> **What you are asked to do**:
Tally how many lines of these entries hold the string "грунта". Return the number alone.
::::
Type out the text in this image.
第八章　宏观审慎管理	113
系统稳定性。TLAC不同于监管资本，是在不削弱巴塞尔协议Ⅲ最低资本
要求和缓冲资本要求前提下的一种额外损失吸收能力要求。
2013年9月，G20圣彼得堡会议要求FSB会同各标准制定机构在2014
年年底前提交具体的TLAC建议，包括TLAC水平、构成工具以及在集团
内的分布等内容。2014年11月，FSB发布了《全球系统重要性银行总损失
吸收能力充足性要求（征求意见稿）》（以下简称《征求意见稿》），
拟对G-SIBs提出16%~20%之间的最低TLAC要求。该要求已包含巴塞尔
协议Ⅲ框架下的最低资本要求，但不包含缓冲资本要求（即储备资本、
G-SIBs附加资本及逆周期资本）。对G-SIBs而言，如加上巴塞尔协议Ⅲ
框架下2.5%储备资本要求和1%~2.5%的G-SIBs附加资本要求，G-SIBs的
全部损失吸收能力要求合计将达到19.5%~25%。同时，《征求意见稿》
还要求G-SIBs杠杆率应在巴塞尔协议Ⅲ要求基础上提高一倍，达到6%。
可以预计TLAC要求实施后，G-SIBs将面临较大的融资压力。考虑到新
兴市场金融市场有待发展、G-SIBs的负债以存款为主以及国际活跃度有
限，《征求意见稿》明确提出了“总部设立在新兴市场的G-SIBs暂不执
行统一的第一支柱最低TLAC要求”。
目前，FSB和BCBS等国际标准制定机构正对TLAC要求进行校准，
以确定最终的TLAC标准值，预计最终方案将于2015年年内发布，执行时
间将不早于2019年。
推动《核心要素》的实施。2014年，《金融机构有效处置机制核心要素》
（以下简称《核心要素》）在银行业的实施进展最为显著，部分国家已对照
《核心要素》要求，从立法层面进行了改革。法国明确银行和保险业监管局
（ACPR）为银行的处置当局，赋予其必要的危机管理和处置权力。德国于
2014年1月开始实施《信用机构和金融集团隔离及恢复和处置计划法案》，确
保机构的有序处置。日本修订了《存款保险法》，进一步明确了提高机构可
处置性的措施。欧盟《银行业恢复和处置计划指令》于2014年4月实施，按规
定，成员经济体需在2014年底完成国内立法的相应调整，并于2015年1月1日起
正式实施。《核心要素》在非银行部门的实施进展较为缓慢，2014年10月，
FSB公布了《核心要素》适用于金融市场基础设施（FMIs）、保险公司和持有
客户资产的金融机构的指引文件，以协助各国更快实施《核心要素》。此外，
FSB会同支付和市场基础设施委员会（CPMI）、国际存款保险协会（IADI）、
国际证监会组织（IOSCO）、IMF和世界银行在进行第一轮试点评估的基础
::::
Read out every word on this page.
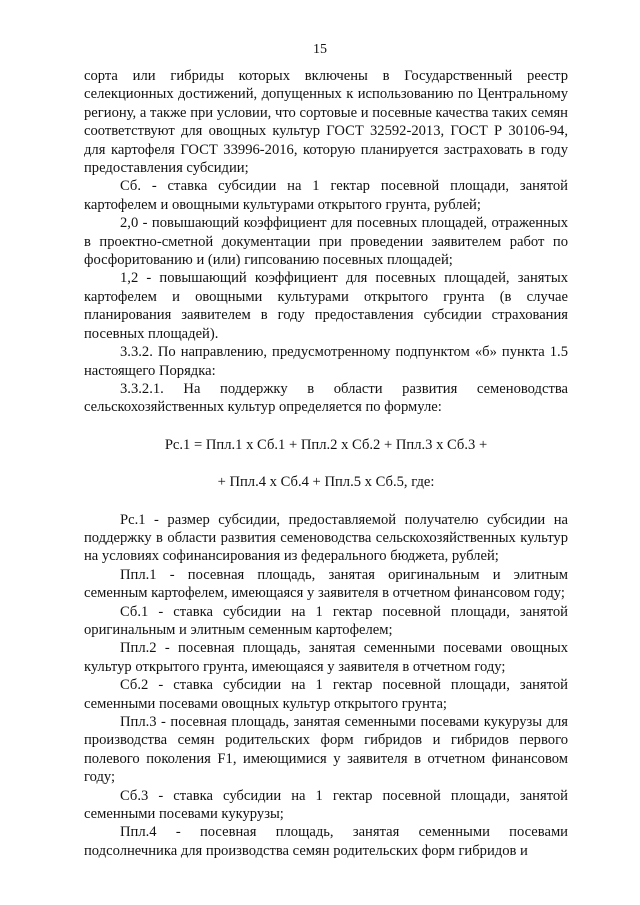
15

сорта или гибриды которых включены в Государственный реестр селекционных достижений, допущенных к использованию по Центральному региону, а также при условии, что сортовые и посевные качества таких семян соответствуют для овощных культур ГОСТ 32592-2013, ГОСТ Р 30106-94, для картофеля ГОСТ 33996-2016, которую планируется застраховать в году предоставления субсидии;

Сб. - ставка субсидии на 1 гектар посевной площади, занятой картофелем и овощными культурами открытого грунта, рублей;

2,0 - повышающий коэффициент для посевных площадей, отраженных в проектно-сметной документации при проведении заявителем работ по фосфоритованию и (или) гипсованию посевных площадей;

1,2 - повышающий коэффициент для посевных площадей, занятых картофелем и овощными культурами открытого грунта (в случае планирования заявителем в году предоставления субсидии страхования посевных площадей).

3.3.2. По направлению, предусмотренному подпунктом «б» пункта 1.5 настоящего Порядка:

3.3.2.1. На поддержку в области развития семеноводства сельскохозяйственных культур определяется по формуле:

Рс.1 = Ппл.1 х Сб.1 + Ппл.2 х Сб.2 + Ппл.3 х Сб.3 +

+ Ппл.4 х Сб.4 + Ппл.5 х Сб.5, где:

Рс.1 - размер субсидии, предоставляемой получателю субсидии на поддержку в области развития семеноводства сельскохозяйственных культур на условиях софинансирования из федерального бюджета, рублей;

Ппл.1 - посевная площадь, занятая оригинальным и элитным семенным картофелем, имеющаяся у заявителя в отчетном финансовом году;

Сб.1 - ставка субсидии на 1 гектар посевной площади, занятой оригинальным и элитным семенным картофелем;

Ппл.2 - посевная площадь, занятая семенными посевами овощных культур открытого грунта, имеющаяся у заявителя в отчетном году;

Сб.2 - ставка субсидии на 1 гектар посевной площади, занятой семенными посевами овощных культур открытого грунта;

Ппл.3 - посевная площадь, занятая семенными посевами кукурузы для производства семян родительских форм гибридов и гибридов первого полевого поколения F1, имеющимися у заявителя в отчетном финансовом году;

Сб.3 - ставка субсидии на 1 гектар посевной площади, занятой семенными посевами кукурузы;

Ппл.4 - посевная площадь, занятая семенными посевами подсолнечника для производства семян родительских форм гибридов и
::::
> **Problem solution**:
4